*WHAT THE TASK REQUIRES:* Could you reproduce every line of the records below word for word?

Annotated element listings
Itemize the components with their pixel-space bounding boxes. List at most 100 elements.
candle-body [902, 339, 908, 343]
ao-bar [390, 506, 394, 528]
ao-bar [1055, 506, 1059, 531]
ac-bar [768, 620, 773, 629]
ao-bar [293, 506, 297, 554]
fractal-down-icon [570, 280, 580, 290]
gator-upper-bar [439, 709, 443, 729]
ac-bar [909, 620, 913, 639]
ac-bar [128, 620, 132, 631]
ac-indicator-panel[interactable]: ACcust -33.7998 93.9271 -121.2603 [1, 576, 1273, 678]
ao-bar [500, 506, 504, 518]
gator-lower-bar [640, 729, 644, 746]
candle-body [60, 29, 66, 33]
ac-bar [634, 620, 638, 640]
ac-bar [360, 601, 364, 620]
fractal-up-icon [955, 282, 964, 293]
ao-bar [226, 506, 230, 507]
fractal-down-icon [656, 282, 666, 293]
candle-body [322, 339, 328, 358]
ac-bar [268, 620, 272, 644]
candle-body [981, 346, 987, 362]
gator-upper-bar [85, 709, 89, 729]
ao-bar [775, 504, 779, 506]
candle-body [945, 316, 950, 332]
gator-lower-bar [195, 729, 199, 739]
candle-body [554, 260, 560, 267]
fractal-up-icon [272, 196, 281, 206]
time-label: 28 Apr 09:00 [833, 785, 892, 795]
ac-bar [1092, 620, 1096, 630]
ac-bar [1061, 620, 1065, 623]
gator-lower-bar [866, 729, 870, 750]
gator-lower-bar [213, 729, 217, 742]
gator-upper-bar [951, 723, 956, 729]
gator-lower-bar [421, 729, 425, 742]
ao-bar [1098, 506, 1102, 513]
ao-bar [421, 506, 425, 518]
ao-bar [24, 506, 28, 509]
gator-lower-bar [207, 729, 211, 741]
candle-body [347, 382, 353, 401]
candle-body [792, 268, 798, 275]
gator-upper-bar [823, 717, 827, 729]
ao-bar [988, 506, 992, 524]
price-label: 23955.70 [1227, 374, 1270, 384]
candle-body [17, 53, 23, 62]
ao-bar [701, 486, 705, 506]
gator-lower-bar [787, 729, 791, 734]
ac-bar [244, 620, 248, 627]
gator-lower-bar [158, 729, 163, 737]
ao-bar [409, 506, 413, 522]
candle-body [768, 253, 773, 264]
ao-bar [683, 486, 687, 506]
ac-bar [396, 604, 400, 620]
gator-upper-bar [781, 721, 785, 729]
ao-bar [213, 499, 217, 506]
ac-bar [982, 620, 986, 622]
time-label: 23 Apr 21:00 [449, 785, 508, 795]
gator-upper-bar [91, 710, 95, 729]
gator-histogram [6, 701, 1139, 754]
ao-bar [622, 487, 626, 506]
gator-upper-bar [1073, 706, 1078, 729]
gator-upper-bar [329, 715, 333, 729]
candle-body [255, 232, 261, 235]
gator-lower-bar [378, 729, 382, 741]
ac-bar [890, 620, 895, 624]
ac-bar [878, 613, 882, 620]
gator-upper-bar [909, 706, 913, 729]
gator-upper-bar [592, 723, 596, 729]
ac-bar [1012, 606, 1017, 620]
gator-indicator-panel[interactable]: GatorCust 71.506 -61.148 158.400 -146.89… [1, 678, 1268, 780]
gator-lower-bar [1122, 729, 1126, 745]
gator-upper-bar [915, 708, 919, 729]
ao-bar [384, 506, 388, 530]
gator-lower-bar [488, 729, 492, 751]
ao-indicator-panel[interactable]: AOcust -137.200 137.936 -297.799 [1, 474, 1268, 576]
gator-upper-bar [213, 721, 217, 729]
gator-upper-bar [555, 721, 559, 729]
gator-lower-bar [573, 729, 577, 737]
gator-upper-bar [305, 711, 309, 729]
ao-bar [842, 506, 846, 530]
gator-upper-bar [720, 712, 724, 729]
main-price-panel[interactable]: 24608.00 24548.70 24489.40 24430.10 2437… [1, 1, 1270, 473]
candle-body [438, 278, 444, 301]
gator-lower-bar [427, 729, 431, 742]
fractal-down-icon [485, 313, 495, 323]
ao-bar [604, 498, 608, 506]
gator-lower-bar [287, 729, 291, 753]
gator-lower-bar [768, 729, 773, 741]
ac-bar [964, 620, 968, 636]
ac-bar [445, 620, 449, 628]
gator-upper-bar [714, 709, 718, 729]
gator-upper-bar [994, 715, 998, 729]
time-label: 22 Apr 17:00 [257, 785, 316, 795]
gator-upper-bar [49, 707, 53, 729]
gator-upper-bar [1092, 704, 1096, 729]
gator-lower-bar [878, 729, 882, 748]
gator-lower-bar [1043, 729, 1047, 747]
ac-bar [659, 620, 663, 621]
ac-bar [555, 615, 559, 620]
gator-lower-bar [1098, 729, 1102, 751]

*SOLUTION:*
Itemize the components with their pixel-space bounding boxes. List at most 100 elements.
candle-body [902, 339, 908, 343]
ao-bar [390, 506, 394, 528]
ao-bar [1055, 506, 1059, 531]
ac-bar [768, 620, 773, 629]
ao-bar [293, 506, 297, 554]
fractal-down-icon [570, 280, 580, 290]
gator-upper-bar [439, 709, 443, 729]
ac-bar [909, 620, 913, 639]
ac-bar [128, 620, 132, 631]
ac-indicator-panel[interactable]: ACcust -33.7998 93.9271 -121.2603 [1, 576, 1273, 678]
ao-bar [500, 506, 504, 518]
gator-lower-bar [640, 729, 644, 746]
candle-body [60, 29, 66, 33]
ac-bar [634, 620, 638, 640]
ac-bar [360, 601, 364, 620]
fractal-up-icon [955, 282, 964, 293]
ao-bar [226, 506, 230, 507]
fractal-down-icon [656, 282, 666, 293]
candle-body [322, 339, 328, 358]
ac-bar [268, 620, 272, 644]
candle-body [981, 346, 987, 362]
gator-upper-bar [85, 709, 89, 729]
ao-bar [775, 504, 779, 506]
candle-body [945, 316, 950, 332]
gator-lower-bar [195, 729, 199, 739]
candle-body [554, 260, 560, 267]
fractal-up-icon [272, 196, 281, 206]
time-label: 28 Apr 09:00 [833, 785, 892, 795]
ac-bar [1092, 620, 1096, 630]
ac-bar [1061, 620, 1065, 623]
gator-lower-bar [866, 729, 870, 750]
gator-lower-bar [213, 729, 217, 742]
gator-upper-bar [951, 723, 956, 729]
gator-lower-bar [421, 729, 425, 742]
ao-bar [1098, 506, 1102, 513]
ao-bar [421, 506, 425, 518]
ao-bar [24, 506, 28, 509]
gator-lower-bar [207, 729, 211, 741]
candle-body [347, 382, 353, 401]
candle-body [792, 268, 798, 275]
gator-upper-bar [823, 717, 827, 729]
ao-bar [988, 506, 992, 524]
price-label: 23955.70 [1227, 374, 1270, 384]
candle-body [17, 53, 23, 62]
ao-bar [701, 486, 705, 506]
gator-lower-bar [787, 729, 791, 734]
ac-bar [244, 620, 248, 627]
gator-lower-bar [158, 729, 163, 737]
ao-bar [409, 506, 413, 522]
candle-body [768, 253, 773, 264]
ao-bar [683, 486, 687, 506]
ac-bar [396, 604, 400, 620]
gator-upper-bar [781, 721, 785, 729]
ao-bar [213, 499, 217, 506]
ac-bar [982, 620, 986, 622]
time-label: 23 Apr 21:00 [449, 785, 508, 795]
gator-upper-bar [91, 710, 95, 729]
gator-histogram [6, 701, 1139, 754]
ao-bar [622, 487, 626, 506]
gator-upper-bar [1073, 706, 1078, 729]
gator-upper-bar [329, 715, 333, 729]
candle-body [255, 232, 261, 235]
gator-lower-bar [378, 729, 382, 741]
ac-bar [890, 620, 895, 624]
ac-bar [878, 613, 882, 620]
gator-upper-bar [909, 706, 913, 729]
gator-upper-bar [592, 723, 596, 729]
ac-bar [1012, 606, 1017, 620]
gator-indicator-panel[interactable]: GatorCust 71.506 -61.148 158.400 -146.89… [1, 678, 1268, 780]
gator-lower-bar [1122, 729, 1126, 745]
gator-upper-bar [915, 708, 919, 729]
ao-bar [384, 506, 388, 530]
gator-lower-bar [488, 729, 492, 751]
ao-indicator-panel[interactable]: AOcust -137.200 137.936 -297.799 [1, 474, 1268, 576]
gator-upper-bar [213, 721, 217, 729]
gator-upper-bar [555, 721, 559, 729]
gator-lower-bar [573, 729, 577, 737]
gator-upper-bar [305, 711, 309, 729]
ao-bar [842, 506, 846, 530]
gator-upper-bar [720, 712, 724, 729]
main-price-panel[interactable]: 24608.00 24548.70 24489.40 24430.10 2437… [1, 1, 1270, 473]
candle-body [438, 278, 444, 301]
gator-lower-bar [427, 729, 431, 742]
fractal-down-icon [485, 313, 495, 323]
ao-bar [604, 498, 608, 506]
gator-lower-bar [287, 729, 291, 753]
gator-lower-bar [768, 729, 773, 741]
ac-bar [964, 620, 968, 636]
ac-bar [445, 620, 449, 628]
gator-upper-bar [714, 709, 718, 729]
gator-upper-bar [994, 715, 998, 729]
time-label: 22 Apr 17:00 [257, 785, 316, 795]
gator-upper-bar [49, 707, 53, 729]
gator-upper-bar [1092, 704, 1096, 729]
gator-lower-bar [878, 729, 882, 748]
gator-lower-bar [1043, 729, 1047, 747]
ac-bar [659, 620, 663, 621]
ac-bar [555, 615, 559, 620]
gator-lower-bar [1098, 729, 1102, 751]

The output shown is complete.